[Stored records]
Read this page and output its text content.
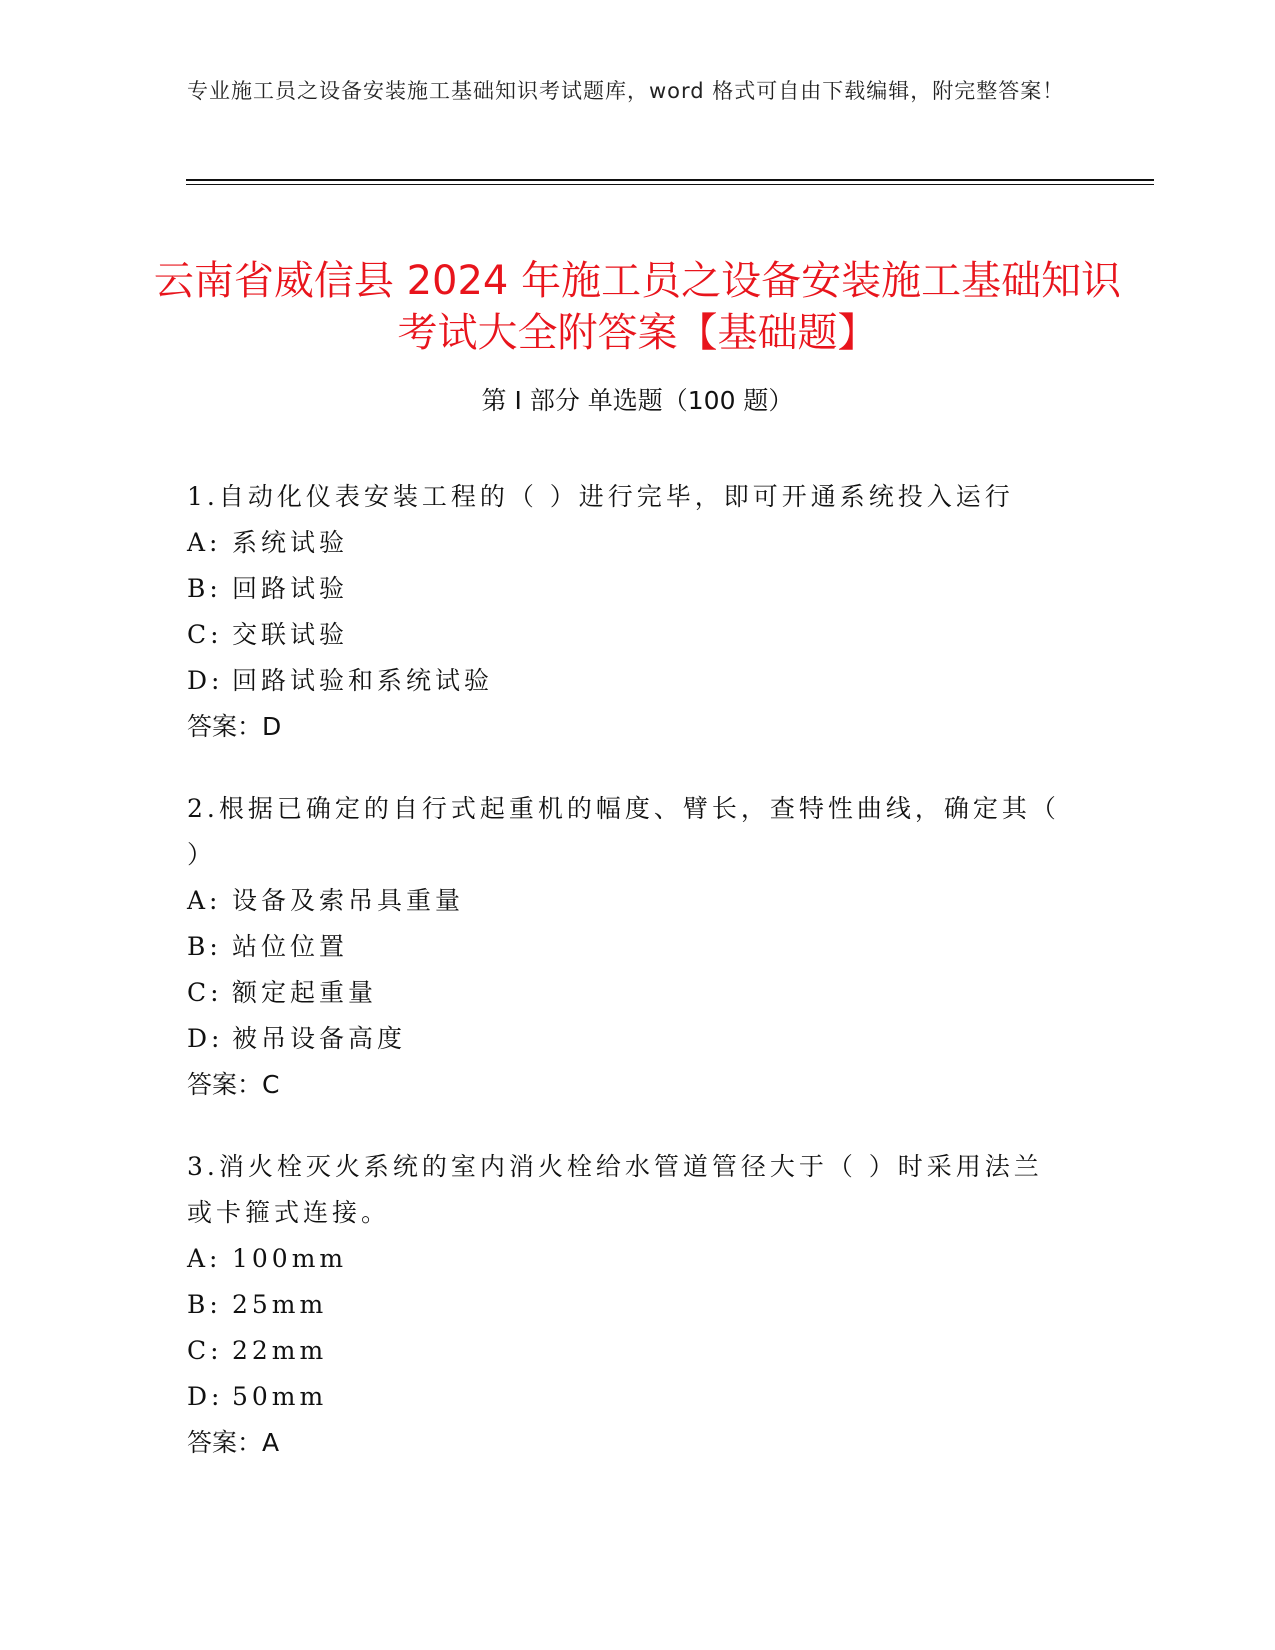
专业施工员之设备安装施工基础知识考试题库，word 格式可自由下载编辑，附完整答案！
云南省威信县 2024 年施工员之设备安装施工基础知识考试大全附答案【基础题】
第 I 部分 单选题（100 题）

1.自动化仪表安装工程的（ ）进行完毕，即可开通系统投入运行

A: 系统试验

B: 回路试验

C: 交联试验

D: 回路试验和系统试验

答案：D

2.根据已确定的自行式起重机的幅度、臂长，查特性曲线，确定其（ ）

A: 设备及索吊具重量

B: 站位位置

C: 额定起重量

D: 被吊设备高度

答案：C

3.消火栓灭火系统的室内消火栓给水管道管径大于（ ）时采用法兰或卡箍式连接。

A: 100mm

B: 25mm

C: 22mm

D: 50mm

答案：A
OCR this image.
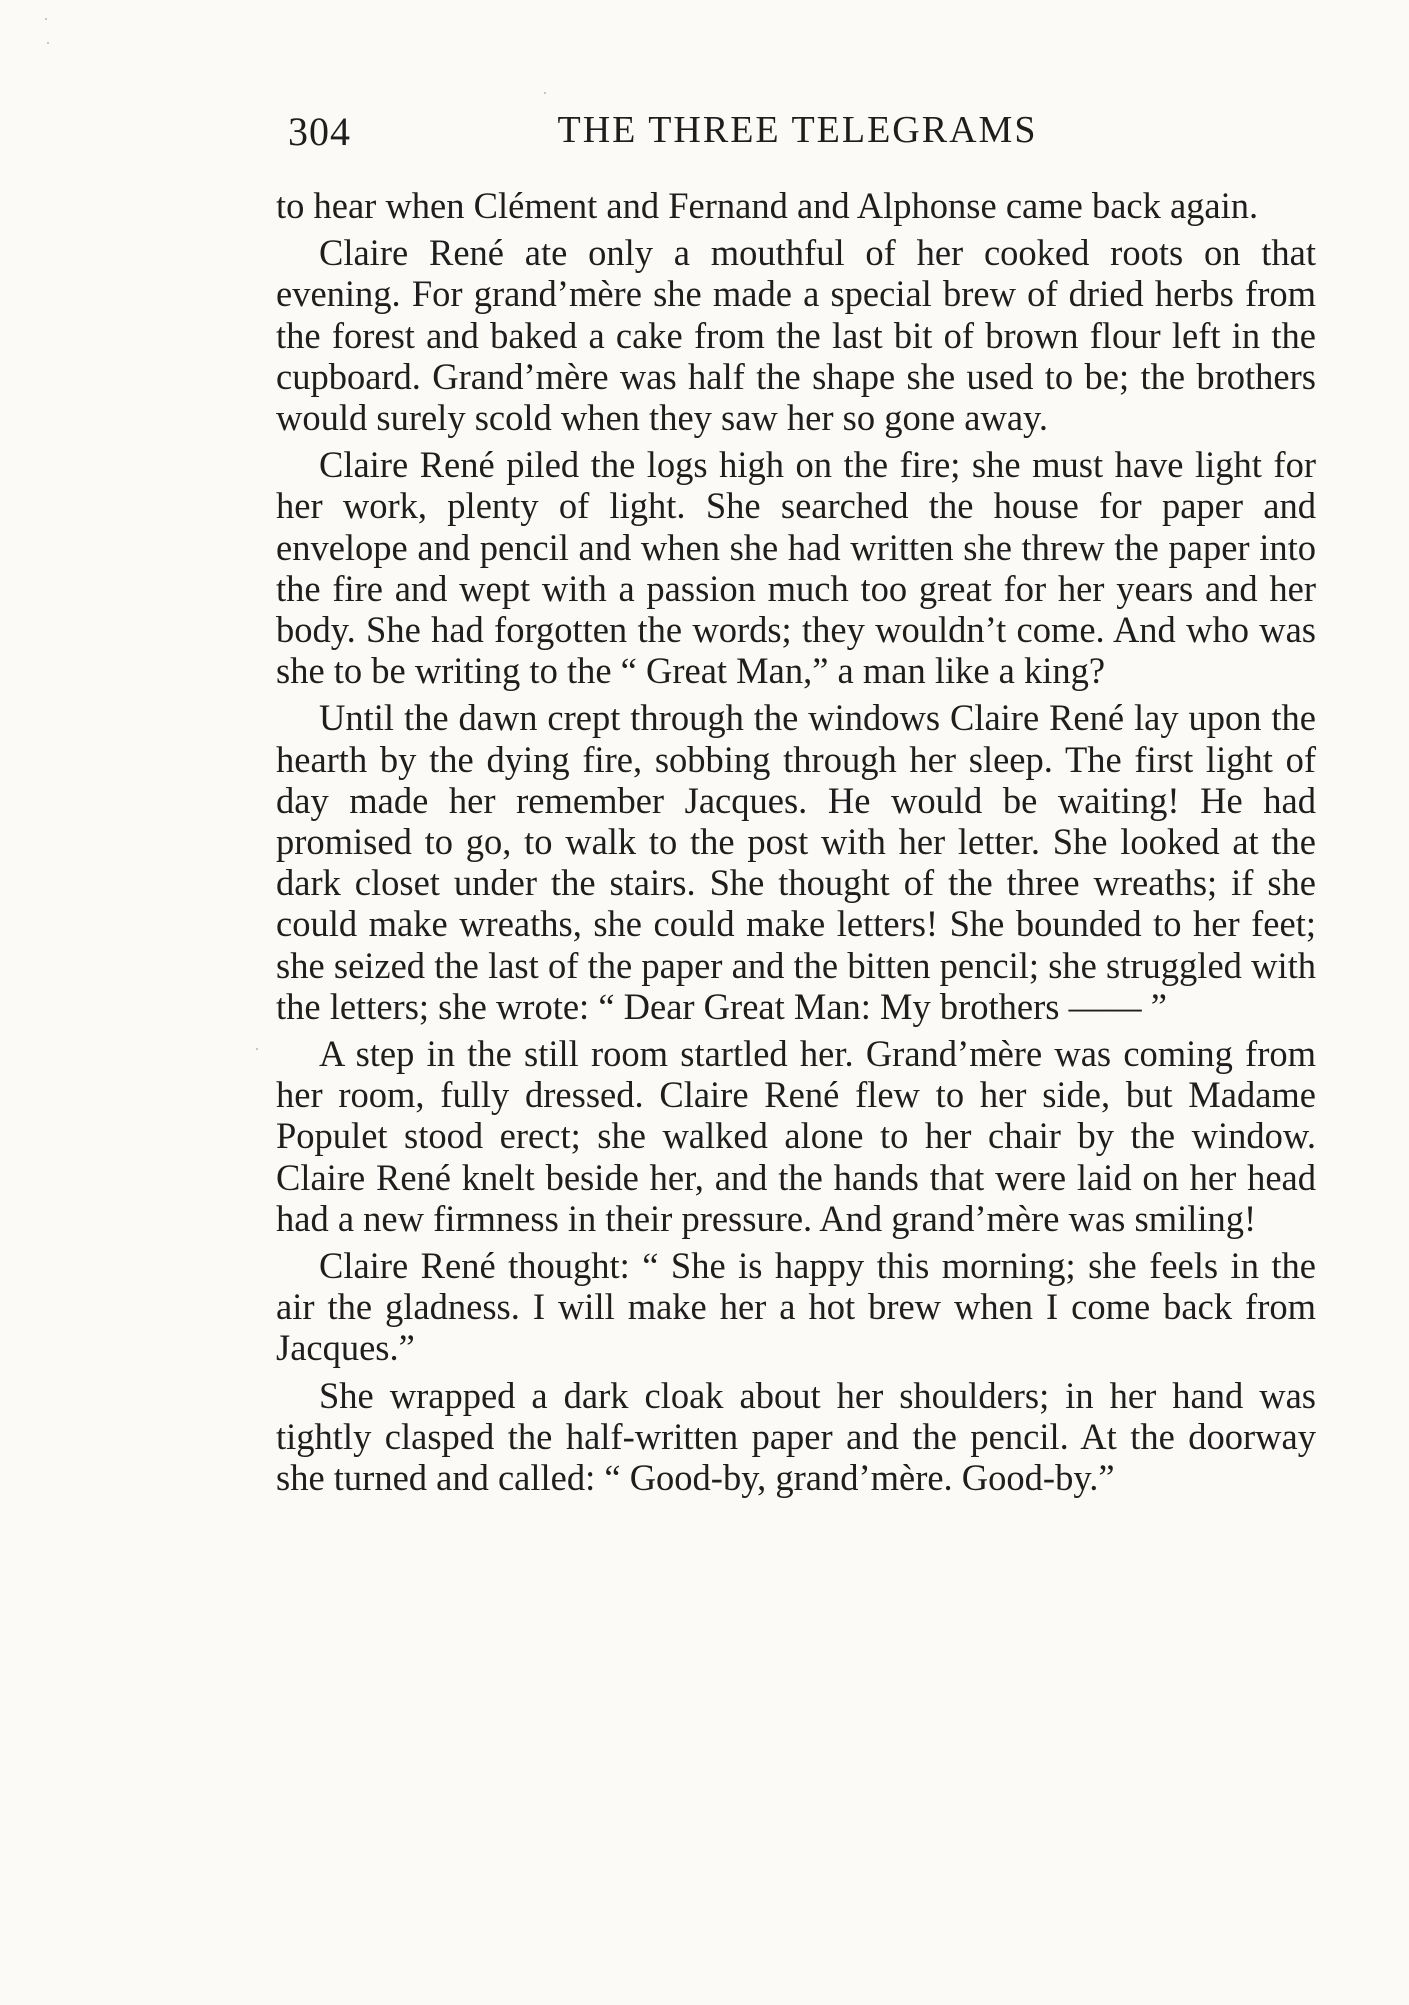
304	THE THREE TELEGRAMS

to hear when Clément and Fernand and Alphonse came back again.

Claire René ate only a mouthful of her cooked roots on that evening. For grand’mère she made a special brew of dried herbs from the forest and baked a cake from the last bit of brown flour left in the cupboard. Grand’mère was half the shape she used to be; the brothers would surely scold when they saw her so gone away.

Claire René piled the logs high on the fire; she must have light for her work, plenty of light. She searched the house for paper and envelope and pencil and when she had written she threw the paper into the fire and wept with a passion much too great for her years and her body. She had forgotten the words; they wouldn’t come. And who was she to be writing to the “ Great Man,” a man like a king?

Until the dawn crept through the windows Claire René lay upon the hearth by the dying fire, sobbing through her sleep. The first light of day made her remember Jacques. He would be waiting! He had promised to go, to walk to the post with her letter. She looked at the dark closet under the stairs. She thought of the three wreaths; if she could make wreaths, she could make letters! She bounded to her feet; she seized the last of the paper and the bitten pencil; she struggled with the letters; she wrote: “ Dear Great Man: My brothers —— ”

A step in the still room startled her. Grand’mère was coming from her room, fully dressed. Claire René flew to her side, but Madame Populet stood erect; she walked alone to her chair by the window. Claire René knelt beside her, and the hands that were laid on her head had a new firmness in their pressure. And grand’mère was smiling!

Claire René thought: “ She is happy this morning; she feels in the air the gladness. I will make her a hot brew when I come back from Jacques.”

She wrapped a dark cloak about her shoulders; in her hand was tightly clasped the half-written paper and the pencil. At the doorway she turned and called: “ Good-by, grand’mère. Good-by.”
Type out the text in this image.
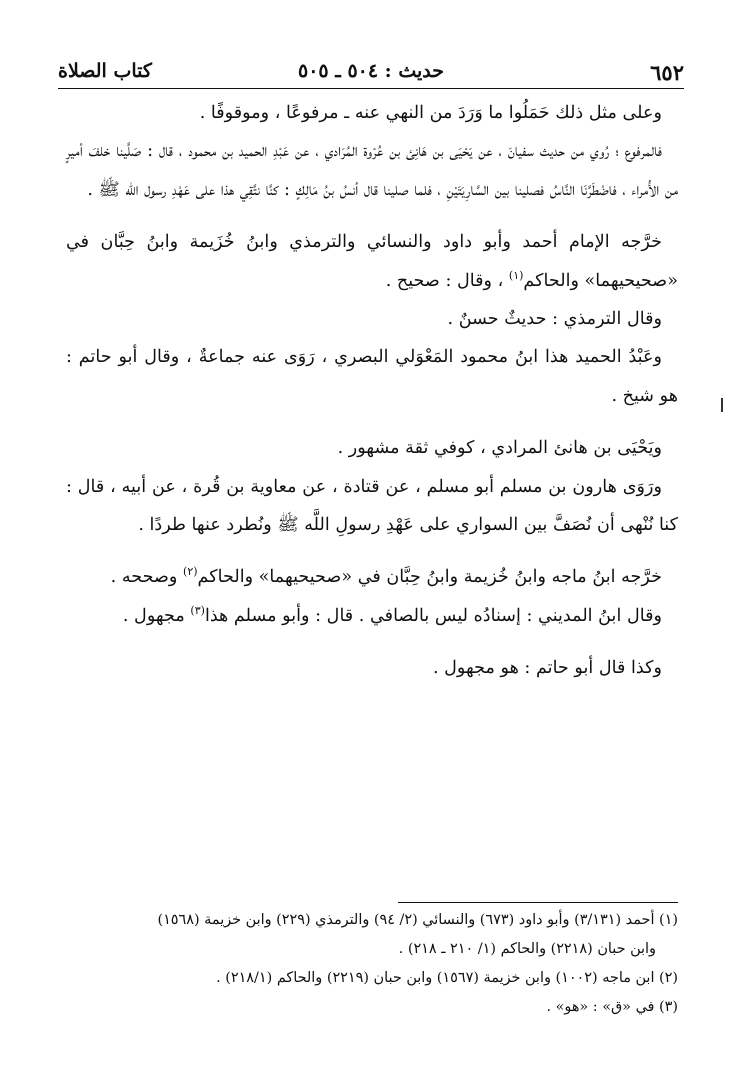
٦٥٢
حديث : ٥٠٤ ـ ٥٠٥
كتاب الصلاة

وعلى مثل ذلك حَمَلُوا ما وَرَدَ من النهي عنه ـ مرفوعًا ، وموقوفًا .

فالمرفوع ؛ رُوي من حديث سفيانَ ، عن يَحْيَى بن هَانِئ بن عُرْوة المُرَادي ، عن عَبْدِ الحميد بن محمود ، قال : صَلَّينا خلفَ أميرٍ من الأُمراء ، فاضْطَرَّنَا النَّاسُ فصلينا بين السَّارِيَتَيْنِ ، فلما صلينا قال أنسُ بنُ مَالِكٍ : كنَّا نتَّقِي هذا على عَهْدِ رسول الله ﷺ .

خرَّجه الإمام أحمد وأبو داود والنسائي والترمذي وابنُ خُزَيمة وابنُ حِبَّان في «صحيحيهما» والحاكم$^{(١)}$ ، وقال : صحيح .

وقال الترمذي : حديثٌ حسنٌ .

وعَبْدُ الحميد هذا ابنُ محمود المَعْوَلي البصري ، رَوَى عنه جماعةٌ ، وقال أبو حاتم : هو شيخ .

ويَحْيَى بن هانئ المرادي ، كوفي ثقة مشهور .

ورَوَى هارون بن مسلم أبو مسلم ، عن قتادة ، عن معاوية بن قُرة ، عن أبيه ، قال : كنا نُنْهى أن نُصَفَّ بين السواري على عَهْدِ رسولِ اللَّه ﷺ ونُطرد عنها طردًا .

خرَّجه ابنُ ماجه وابنُ خُزيمة وابنُ حِبَّان في «صحيحيهما» والحاكم$^{(٢)}$ وصححه .

وقال ابنُ المديني : إسنادُه ليس بالصافي . قال : وأبو مسلم هذا$^{(٣)}$ مجهول .

وكذا قال أبو حاتم : هو مجهول .

(١) أحمد (٣/١٣١) وأبو داود (٦٧٣) والنسائي (٢/ ٩٤) والترمذي (٢٢٩) وابن خزيمة (١٥٦٨)

وابن حبان (٢٢١٨) والحاكم (١/ ٢١٠ ـ ٢١٨) .

(٢) ابن ماجه (١٠٠٢) وابن خزيمة (١٥٦٧) وابن حبان (٢٢١٩) والحاكم (٢١٨/١) .

(٣) في «ق» : «هو» .
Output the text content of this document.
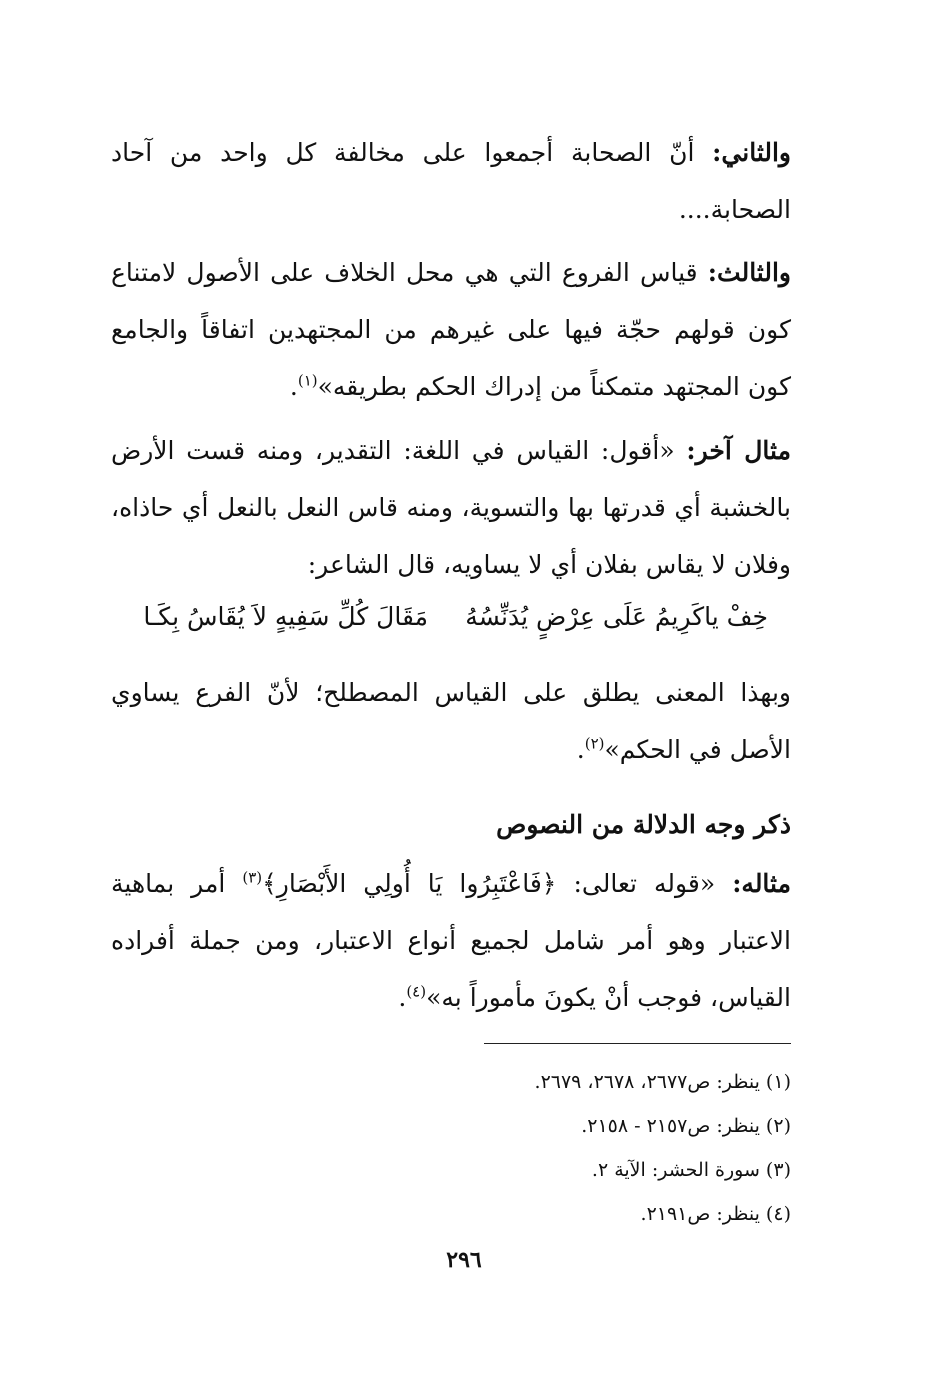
والثاني: أنّ الصحابة أجمعوا على مخالفة كل واحد من آحاد الصحابة....
والثالث: قياس الفروع التي هي محل الخلاف على الأصول لامتناع كون قولهم حجّة فيها على غيرهم من المجتهدين اتفاقاً والجامع كون المجتهد متمكناً من إدراك الحكم بطريقه»$^{(١)}$.
مثال آخر: «أقول: القياس في اللغة: التقدير، ومنه قست الأرض بالخشبة أي قدرتها بها والتسوية، ومنه قاس النعل بالنعل أي حاذاه، وفلان لا يقاس بفلان أي لا يساويه، قال الشاعر:
خِفْ ياكَرِيمُ عَلَى عِرْضٍ يُدَنِّسُهُ
مَقَالَ كُلِّ سَفِيهٍ لاَ يُقَاسُ بِكَـا
وبهذا المعنى يطلق على القياس المصطلح؛ لأنّ الفرع يساوي الأصل في الحكم»$^{(٢)}$.
ذكر وجه الدلالة من النصوص
مثاله: «قوله تعالى: ﴿فَاعْتَبِرُوا يَا أُولِي الأَبْصَارِ﴾$^{(٣)}$ أمر بماهية الاعتبار وهو أمر شامل لجميع أنواع الاعتبار، ومن جملة أفراده القياس، فوجب أنْ يكونَ مأموراً به»$^{(٤)}$.
(١) ينظر: ص٢٦٧٧، ٢٦٧٨، ٢٦٧٩.
(٢) ينظر: ص٢١٥٧ - ٢١٥٨.
(٣) سورة الحشر: الآية ٢.
(٤) ينظر: ص٢١٩١.
٢٩٦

» **Stated exercise**:
Transcribe exactly the portion of the material above that runs from the line containing "Output the text content of this document." through its last line, omitting all pictures.

» **Result**:
Output the text content of this document.
والثاني: أنّ الصحابة أجمعوا على مخالفة كل واحد من آحاد الصحابة....
والثالث: قياس الفروع التي هي محل الخلاف على الأصول لامتناع كون قولهم حجّة فيها على غيرهم من المجتهدين اتفاقاً والجامع كون المجتهد متمكناً من إدراك الحكم بطريقه»$^{(١)}$.
مثال آخر: «أقول: القياس في اللغة: التقدير، ومنه قست الأرض بالخشبة أي قدرتها بها والتسوية، ومنه قاس النعل بالنعل أي حاذاه، وفلان لا يقاس بفلان أي لا يساويه، قال الشاعر:
خِفْ ياكَرِيمُ عَلَى عِرْضٍ يُدَنِّسُهُ
مَقَالَ كُلِّ سَفِيهٍ لاَ يُقَاسُ بِكَـا
وبهذا المعنى يطلق على القياس المصطلح؛ لأنّ الفرع يساوي الأصل في الحكم»$^{(٢)}$.
ذكر وجه الدلالة من النصوص
مثاله: «قوله تعالى: ﴿فَاعْتَبِرُوا يَا أُولِي الأَبْصَارِ﴾$^{(٣)}$ أمر بماهية الاعتبار وهو أمر شامل لجميع أنواع الاعتبار، ومن جملة أفراده القياس، فوجب أنْ يكونَ مأموراً به»$^{(٤)}$.
(١) ينظر: ص٢٦٧٧، ٢٦٧٨، ٢٦٧٩.
(٢) ينظر: ص٢١٥٧ - ٢١٥٨.
(٣) سورة الحشر: الآية ٢.
(٤) ينظر: ص٢١٩١.
٢٩٦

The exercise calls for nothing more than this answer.